** START The data **

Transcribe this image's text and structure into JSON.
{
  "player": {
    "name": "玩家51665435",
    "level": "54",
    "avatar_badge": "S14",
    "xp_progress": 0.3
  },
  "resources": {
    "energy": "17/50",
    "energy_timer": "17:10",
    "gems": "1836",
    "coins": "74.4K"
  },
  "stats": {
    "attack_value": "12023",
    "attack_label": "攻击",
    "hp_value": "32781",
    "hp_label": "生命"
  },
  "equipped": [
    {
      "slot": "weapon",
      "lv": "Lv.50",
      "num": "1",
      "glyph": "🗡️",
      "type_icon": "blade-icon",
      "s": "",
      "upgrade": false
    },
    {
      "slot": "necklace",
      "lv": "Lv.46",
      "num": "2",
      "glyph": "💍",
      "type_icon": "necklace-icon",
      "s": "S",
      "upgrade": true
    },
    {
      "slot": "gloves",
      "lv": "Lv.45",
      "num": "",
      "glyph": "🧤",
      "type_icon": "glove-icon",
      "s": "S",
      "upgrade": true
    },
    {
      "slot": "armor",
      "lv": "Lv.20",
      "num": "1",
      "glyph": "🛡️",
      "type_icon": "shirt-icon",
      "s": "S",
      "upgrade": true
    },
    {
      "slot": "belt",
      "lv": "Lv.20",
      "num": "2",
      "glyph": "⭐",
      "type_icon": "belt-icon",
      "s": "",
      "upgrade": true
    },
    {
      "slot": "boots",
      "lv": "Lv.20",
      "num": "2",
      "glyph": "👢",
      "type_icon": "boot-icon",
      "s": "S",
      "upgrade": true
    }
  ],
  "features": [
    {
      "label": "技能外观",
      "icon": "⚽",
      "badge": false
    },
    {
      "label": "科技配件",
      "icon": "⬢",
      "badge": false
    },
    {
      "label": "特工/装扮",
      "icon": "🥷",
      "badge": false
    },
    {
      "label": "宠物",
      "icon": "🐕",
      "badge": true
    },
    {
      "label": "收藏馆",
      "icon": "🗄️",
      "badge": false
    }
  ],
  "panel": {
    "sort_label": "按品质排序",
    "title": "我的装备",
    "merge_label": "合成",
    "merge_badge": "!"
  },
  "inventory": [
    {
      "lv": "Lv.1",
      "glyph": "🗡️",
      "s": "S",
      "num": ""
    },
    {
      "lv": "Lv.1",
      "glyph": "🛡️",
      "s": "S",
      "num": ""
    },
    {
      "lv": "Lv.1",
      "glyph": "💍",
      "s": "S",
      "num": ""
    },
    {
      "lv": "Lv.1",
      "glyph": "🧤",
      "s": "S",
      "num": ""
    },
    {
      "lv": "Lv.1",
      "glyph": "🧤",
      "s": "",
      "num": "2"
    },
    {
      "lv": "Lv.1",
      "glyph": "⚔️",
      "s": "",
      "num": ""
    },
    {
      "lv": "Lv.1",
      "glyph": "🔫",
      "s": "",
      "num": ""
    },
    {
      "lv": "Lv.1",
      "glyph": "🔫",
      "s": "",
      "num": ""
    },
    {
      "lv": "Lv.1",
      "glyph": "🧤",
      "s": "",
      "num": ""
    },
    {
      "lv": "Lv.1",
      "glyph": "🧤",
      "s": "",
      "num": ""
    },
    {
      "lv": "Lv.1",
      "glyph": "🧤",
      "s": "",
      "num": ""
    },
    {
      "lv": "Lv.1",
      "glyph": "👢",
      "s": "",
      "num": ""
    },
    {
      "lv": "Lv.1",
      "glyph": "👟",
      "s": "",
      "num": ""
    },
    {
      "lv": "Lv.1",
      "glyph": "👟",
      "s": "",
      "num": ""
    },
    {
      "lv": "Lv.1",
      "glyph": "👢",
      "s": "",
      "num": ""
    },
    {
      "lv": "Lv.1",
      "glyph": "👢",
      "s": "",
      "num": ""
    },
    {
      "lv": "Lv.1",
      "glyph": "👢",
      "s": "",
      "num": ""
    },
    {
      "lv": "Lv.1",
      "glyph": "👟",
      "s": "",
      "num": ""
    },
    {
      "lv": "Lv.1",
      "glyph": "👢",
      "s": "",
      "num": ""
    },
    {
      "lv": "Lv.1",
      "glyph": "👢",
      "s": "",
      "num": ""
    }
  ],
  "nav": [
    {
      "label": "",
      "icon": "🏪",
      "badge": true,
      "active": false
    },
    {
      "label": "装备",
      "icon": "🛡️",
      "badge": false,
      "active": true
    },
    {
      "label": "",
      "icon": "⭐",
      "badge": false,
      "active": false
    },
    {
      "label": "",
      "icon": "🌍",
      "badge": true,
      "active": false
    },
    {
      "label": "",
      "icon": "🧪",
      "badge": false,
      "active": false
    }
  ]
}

** END The data **

- The problem -
Collect the lines of the data that carry the word "necklace".

- Solved exercise -
      "slot": "necklace",
      "type_icon": "necklace-icon",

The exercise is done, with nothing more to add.